▶ Excerpt to read
-.-.-

University of Massachusetts Amherst

Conservation Assessment and Prioritization System

Conservation Assessment and Prioritization System

What's new in CAPS 2020

Several changes have been made to the CAPS data and software since the 2011 and 2015 statewide runs. Here are highlights:

New data. The biggest change in this version is the incorporation of new land cover and buildings data. MassGIS land cover/land use (2016) is a completely new representation of natural and developed land cover, replacing the old 2005 land use. MassGIS building structures (2019), also known as “roofprints” are a high-resolution representation of all buildings larger than 150 ft2 in Massachusetts. The incorporation of these two new layers allows us to distinguish more clearly and precisely among buildings, pavement, and developed open space (yards, parks, and other semi-natural areas), as well as distinguish among several types of building uses. We’ve also incorporated new versions of data sources that have been updated since the 2011 and 2015 runs, including MassDOT roads (2018), trains (2015), MassGIS protected open space (2020; used in road traffic processing), NRCS soils (2012), and TNC dams (2017). We have replaced MassDOT’s discontinued model of road traffic rates with our own model, based on road segments with measured traffic. Road-stream crossings (2020) have been updated to reflect the new data and additional field surveys of more than 4800 crossings by the North Atlantic Aquatic Connectivity Collaborative (NAACC). Additionally, a number of new data sources were included to support the new metrics.

-.-.-

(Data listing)

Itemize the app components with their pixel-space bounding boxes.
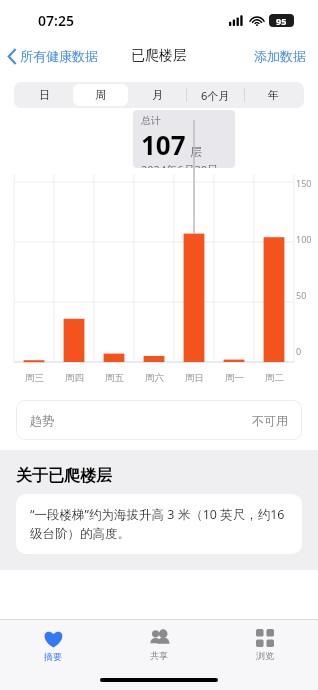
staticText: 150: [296, 177, 312, 189]
staticText: 周五: [105, 372, 124, 384]
staticText: 周一: [225, 372, 244, 384]
staticText: 浏览: [256, 650, 274, 661]
staticText: 总计: [141, 114, 161, 127]
button[interactable]: 共享: [106, 620, 212, 670]
staticText: 07:25: [38, 11, 74, 30]
staticText: 107: [141, 127, 186, 162]
staticText: 50: [296, 289, 307, 301]
staticText: 所有健康数据: [20, 48, 98, 64]
button[interactable]: 所有健康数据: [0, 44, 104, 68]
staticText: 不可用: [252, 413, 288, 428]
staticText: 周: [95, 88, 106, 102]
staticText: 95: [276, 15, 287, 27]
button[interactable]: 日: [17, 84, 71, 106]
staticText: 6个月: [201, 88, 230, 103]
staticText: 0: [296, 345, 302, 357]
staticText: 共享: [150, 650, 168, 661]
staticText: 趋势: [30, 413, 54, 428]
staticText: 月: [152, 88, 163, 102]
staticText: “一段楼梯”约为海拔升高 3 米（10 英尺，约16级台阶）的高度。: [30, 506, 288, 542]
staticText: 周日: [185, 372, 204, 384]
button[interactable]: 年: [246, 84, 301, 106]
button[interactable]: 添加数据: [242, 44, 318, 68]
button[interactable]: 周: [73, 84, 128, 106]
staticText: 日: [39, 88, 50, 102]
staticText: 周二: [265, 372, 284, 384]
staticText: 已爬楼层: [131, 47, 187, 65]
button[interactable]: 月: [130, 84, 185, 106]
button[interactable]: 摘要: [0, 620, 106, 670]
staticText: 周三: [25, 372, 44, 384]
staticText: 周四: [65, 372, 84, 384]
staticText: 年: [268, 88, 279, 102]
staticText: 关于已爬楼层: [16, 466, 112, 486]
button[interactable]: 浏览: [212, 620, 318, 670]
button[interactable]: 6个月: [188, 84, 243, 106]
staticText: 摘要: [44, 651, 62, 662]
staticText: 层: [190, 144, 202, 159]
staticText: 2024年6月30日: [141, 162, 219, 168]
staticText: 周六: [145, 372, 164, 384]
button[interactable]: 趋势: [16, 400, 302, 440]
button[interactable]: “一段楼梯”约为海拔升高 3 米（10 英尺，约16级台阶）的高度。: [16, 494, 302, 554]
staticText: 100: [296, 233, 312, 245]
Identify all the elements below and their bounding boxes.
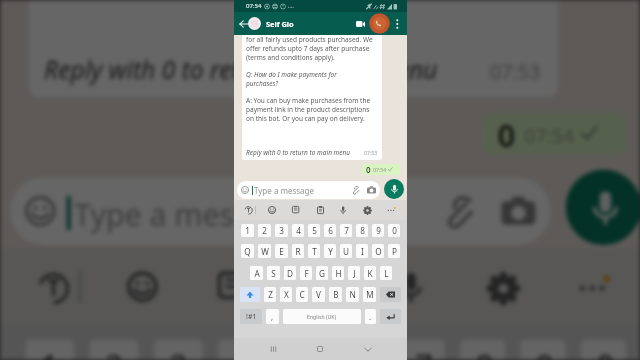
button[interactable]: 4 (218, 340, 263, 360)
button[interactable]: Voice typing (25, 260, 78, 313)
button[interactable]: More (566, 260, 619, 313)
button[interactable]: E (275, 244, 288, 258)
button[interactable]: U (340, 244, 352, 258)
button[interactable]: Voice typing (241, 203, 255, 217)
button[interactable]: G (316, 266, 328, 280)
button[interactable]: 5 (308, 224, 320, 237)
button[interactable]: 2 (258, 224, 271, 237)
staticText: 9 (376, 225, 381, 236)
button[interactable]: Voice input (384, 260, 437, 313)
button[interactable]: Settings (475, 260, 528, 313)
staticText: L (384, 268, 389, 279)
button[interactable] (380, 309, 401, 324)
button[interactable]: K (364, 266, 376, 280)
button[interactable]: Stickers (289, 203, 303, 217)
button[interactable]: Type a message (237, 181, 380, 199)
button[interactable]: P (388, 244, 400, 258)
button[interactable]: 1 (241, 224, 254, 237)
button[interactable]: . (365, 309, 376, 324)
button[interactable]: Attach (437, 192, 475, 230)
staticText: 1 (40, 343, 59, 360)
button[interactable]: Hide keyboard (358, 339, 378, 359)
button[interactable]: 3 (275, 224, 288, 237)
button[interactable]: 3 (154, 340, 203, 360)
button[interactable]: L (380, 266, 392, 280)
button[interactable]: N (346, 287, 359, 302)
button[interactable]: 8 (356, 224, 368, 237)
button[interactable]: 8 (460, 340, 505, 360)
button[interactable] (380, 287, 401, 302)
button[interactable]: Z (264, 287, 276, 302)
button[interactable]: 0 (581, 340, 626, 360)
button[interactable]: Settings (360, 203, 374, 217)
staticText: X (284, 289, 289, 300)
button[interactable]: Contact photo (248, 17, 261, 30)
button[interactable]: 6 (339, 340, 384, 360)
button[interactable]: Emoji (265, 203, 279, 217)
button[interactable]: Emoji (116, 260, 169, 313)
button[interactable]: X (280, 287, 292, 302)
button[interactable]: Type a message (10, 177, 550, 245)
staticText: 07:54 (246, 2, 262, 10)
button[interactable]: D (284, 266, 296, 280)
button[interactable]: More (384, 203, 398, 217)
button[interactable]: Back (237, 17, 251, 31)
button[interactable]: 4 (292, 224, 304, 237)
button[interactable]: 7 (340, 224, 352, 237)
button[interactable]: 2 (89, 340, 138, 360)
button[interactable]: C (296, 287, 308, 302)
button[interactable]: Video call (352, 15, 369, 32)
button[interactable]: , (266, 309, 279, 324)
button[interactable]: 5 (278, 340, 324, 360)
button[interactable]: W (258, 244, 271, 258)
button[interactable]: Voice input (336, 203, 350, 217)
button[interactable]: 9 (372, 224, 384, 237)
button[interactable]: Stickers (207, 260, 260, 313)
button[interactable]: I (356, 244, 368, 258)
button[interactable]: H (332, 266, 344, 280)
button[interactable]: J (348, 266, 360, 280)
staticText: Z (268, 289, 273, 300)
button[interactable]: Attach (350, 185, 360, 195)
button[interactable]: Camera (498, 192, 536, 230)
staticText: . (369, 311, 372, 322)
button[interactable]: Record voice message (566, 170, 640, 245)
button[interactable]: 6 (324, 224, 336, 237)
staticText: F (304, 268, 309, 279)
button[interactable]: 7 (399, 340, 445, 360)
button[interactable]: B (329, 287, 342, 302)
button[interactable]: 0 (362, 164, 400, 175)
button[interactable]: 1 (25, 340, 74, 360)
button[interactable]: M (363, 287, 376, 302)
staticText: B (333, 289, 339, 300)
button[interactable]: F (300, 266, 312, 280)
button[interactable]: T (308, 244, 320, 258)
button[interactable]: !#1 (240, 309, 262, 324)
button[interactable]: Q (241, 244, 254, 258)
button[interactable]: Camera (366, 185, 376, 195)
button[interactable]: R (292, 244, 304, 258)
staticText: 0 (366, 164, 371, 175)
button[interactable]: Voice call (369, 13, 390, 34)
staticText: N (349, 289, 356, 300)
button[interactable]: Recents (263, 339, 283, 359)
button[interactable]: Clipboard (297, 260, 350, 313)
button[interactable]: Clipboard (313, 203, 327, 217)
button[interactable]: A (250, 266, 263, 280)
staticText: 7 (414, 343, 433, 360)
button[interactable]: V (312, 287, 325, 302)
button[interactable]: 0 (388, 224, 400, 237)
button[interactable]: 0 (482, 113, 626, 154)
button[interactable]: Record voice message (384, 179, 404, 199)
button[interactable]: O (372, 244, 384, 258)
staticText: 5 (312, 225, 317, 236)
button[interactable]: 9 (520, 340, 566, 360)
button[interactable]: Y (324, 244, 336, 258)
button[interactable] (240, 287, 260, 302)
button[interactable]: Home (310, 339, 330, 359)
button[interactable]: S (267, 266, 280, 280)
staticText: G (319, 268, 325, 279)
staticText: O (375, 246, 382, 257)
button[interactable]: More options (390, 17, 404, 31)
button[interactable]: English (UK) (283, 309, 361, 324)
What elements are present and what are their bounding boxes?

-.-.-

▶ Things to do
**a.** Do these statements agree with the CAPS 2020 overview? (i) The MassGIS building structures data dates from 2019. (ii) The new MassGIS land cover/land use replaces the 2011 land use. (iii) The NAACC surveyed more than 4800 road-stream crossings in the field. Answer yes or no for each, quoting the words of the overview that decide it.
**b.** Extend the CAPS 2020 overview with one more paragraph that picks up after its final sentence.

▶ Responses by task
**a.**
(i) Yes: "MassGIS building structures (2019), also known as “roofprints”"
(ii) No: "replacing the old 2005 land use"
(iii) Yes: "additional field surveys of more than 4800 crossings by the North Atlantic Aquatic Connectivity Collaborative (NAACC)"

**b.**
New metrics. Hydrologic alterations, nitrogen enrichment, phosphorus enrichment, and boat traffic. The hydrologic alterations metric estimates anthropogenically-induced low and high flow on streams and rivers (due to dam storage, impervious surface, and water discharges). Nitrogen and phosphorus enrichment metrics estimate anthropogenic inputs of these two nutrients into streams and rivers (from impervious surfaces, water discharges, septic systems, urban areas, croplands, and cranberry bogs). Boat traffic is a measure of the effects of commercial and recreational boat traffic on coastal shoreline ecosystems.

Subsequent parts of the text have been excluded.